--- START Extracted information ---

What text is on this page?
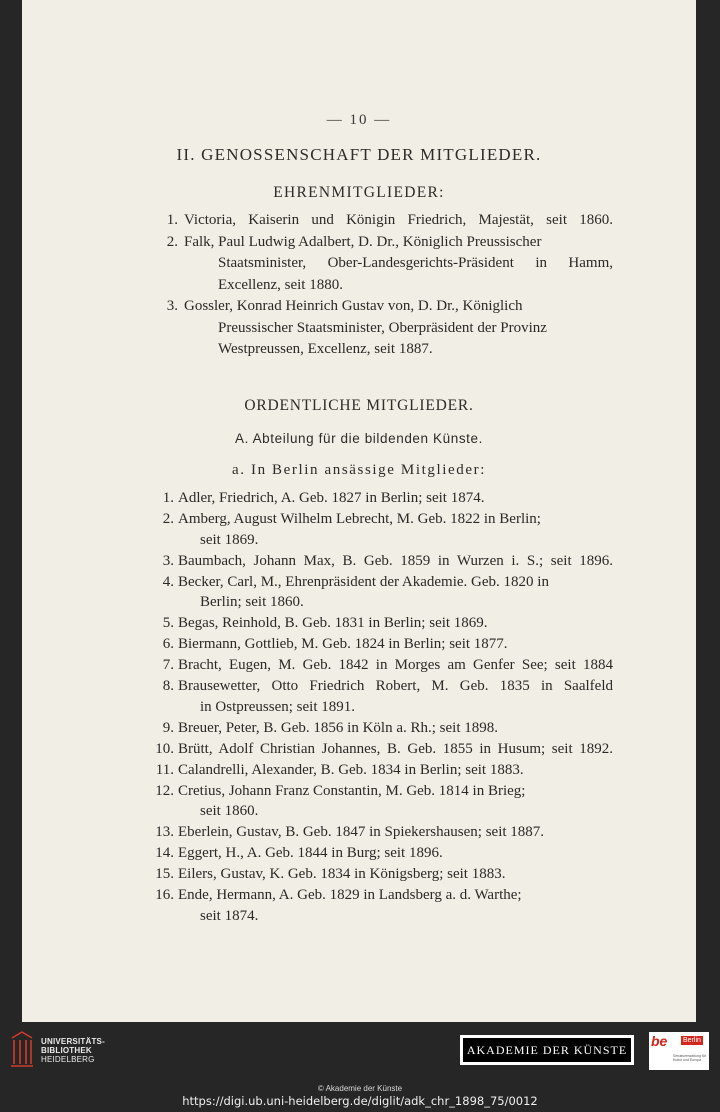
— 10 —
II. GENOSSENSCHAFT DER MITGLIEDER.
EHRENMITGLIEDER:
1. Victoria, Kaiserin und Königin Friedrich, Majestät, seit 1860.
2. Falk, Paul Ludwig Adalbert, D. Dr., Königlich Preussischer
Staatsminister, Ober-Landesgerichts-Präsident in Hamm,
Excellenz, seit 1880.
3. Gossler, Konrad Heinrich Gustav von, D. Dr., Königlich
Preussischer Staatsminister, Oberpräsident der Provinz
Westpreussen, Excellenz, seit 1887.
ORDENTLICHE MITGLIEDER.
A. Abteilung für die bildenden Künste.
a. In Berlin ansässige Mitglieder:
1. Adler, Friedrich, A. Geb. 1827 in Berlin; seit 1874.
2. Amberg, August Wilhelm Lebrecht, M. Geb. 1822 in Berlin;
seit 1869.
3. Baumbach, Johann Max, B. Geb. 1859 in Wurzen i. S.; seit 1896.
4. Becker, Carl, M., Ehrenpräsident der Akademie. Geb. 1820 in
Berlin; seit 1860.
5. Begas, Reinhold, B. Geb. 1831 in Berlin; seit 1869.
6. Biermann, Gottlieb, M. Geb. 1824 in Berlin; seit 1877.
7. Bracht, Eugen, M. Geb. 1842 in Morges am Genfer See; seit 1884
8. Brausewetter, Otto Friedrich Robert, M. Geb. 1835 in Saalfeld
in Ostpreussen; seit 1891.
9. Breuer, Peter, B. Geb. 1856 in Köln a. Rh.; seit 1898.
10. Brütt, Adolf Christian Johannes, B. Geb. 1855 in Husum; seit 1892.
11. Calandrelli, Alexander, B. Geb. 1834 in Berlin; seit 1883.
12. Cretius, Johann Franz Constantin, M. Geb. 1814 in Brieg;
seit 1860.
13. Eberlein, Gustav, B. Geb. 1847 in Spiekershausen; seit 1887.
14. Eggert, H., A. Geb. 1844 in Burg; seit 1896.
15. Eilers, Gustav, K. Geb. 1834 in Königsberg; seit 1883.
16. Ende, Hermann, A. Geb. 1829 in Landsberg a. d. Warthe;
seit 1874.
UNIVERSITÄTS-
BIBLIOTHEK
HEIDELBERG
AKADEMIE DER KÜNSTE
be Berlin
Senatsverwaltung für Kultur und Europa
© Akademie der Künste
https://digi.ub.uni-heidelberg.de/diglit/adk_chr_1898_75/0012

--- END Extracted information ---

Exercise description. Set the pictures aside and transcribe the data above exactly.

Exercise result.
What text is on this page?
— 10 —
II. GENOSSENSCHAFT DER MITGLIEDER.
EHRENMITGLIEDER:
1. Victoria, Kaiserin und Königin Friedrich, Majestät, seit 1860.
2. Falk, Paul Ludwig Adalbert, D. Dr., Königlich Preussischer
Staatsminister, Ober-Landesgerichts-Präsident in Hamm,
Excellenz, seit 1880.
3. Gossler, Konrad Heinrich Gustav von, D. Dr., Königlich
Preussischer Staatsminister, Oberpräsident der Provinz
Westpreussen, Excellenz, seit 1887.
ORDENTLICHE MITGLIEDER.
A. Abteilung für die bildenden Künste.
a. In Berlin ansässige Mitglieder:
1. Adler, Friedrich, A. Geb. 1827 in Berlin; seit 1874.
2. Amberg, August Wilhelm Lebrecht, M. Geb. 1822 in Berlin;
seit 1869.
3. Baumbach, Johann Max, B. Geb. 1859 in Wurzen i. S.; seit 1896.
4. Becker, Carl, M., Ehrenpräsident der Akademie. Geb. 1820 in
Berlin; seit 1860.
5. Begas, Reinhold, B. Geb. 1831 in Berlin; seit 1869.
6. Biermann, Gottlieb, M. Geb. 1824 in Berlin; seit 1877.
7. Bracht, Eugen, M. Geb. 1842 in Morges am Genfer See; seit 1884
8. Brausewetter, Otto Friedrich Robert, M. Geb. 1835 in Saalfeld
in Ostpreussen; seit 1891.
9. Breuer, Peter, B. Geb. 1856 in Köln a. Rh.; seit 1898.
10. Brütt, Adolf Christian Johannes, B. Geb. 1855 in Husum; seit 1892.
11. Calandrelli, Alexander, B. Geb. 1834 in Berlin; seit 1883.
12. Cretius, Johann Franz Constantin, M. Geb. 1814 in Brieg;
seit 1860.
13. Eberlein, Gustav, B. Geb. 1847 in Spiekershausen; seit 1887.
14. Eggert, H., A. Geb. 1844 in Burg; seit 1896.
15. Eilers, Gustav, K. Geb. 1834 in Königsberg; seit 1883.
16. Ende, Hermann, A. Geb. 1829 in Landsberg a. d. Warthe;
seit 1874.
UNIVERSITÄTS-
BIBLIOTHEK
HEIDELBERG
AKADEMIE DER KÜNSTE
be Berlin
Senatsverwaltung für Kultur und Europa
© Akademie der Künste
https://digi.ub.uni-heidelberg.de/diglit/adk_chr_1898_75/0012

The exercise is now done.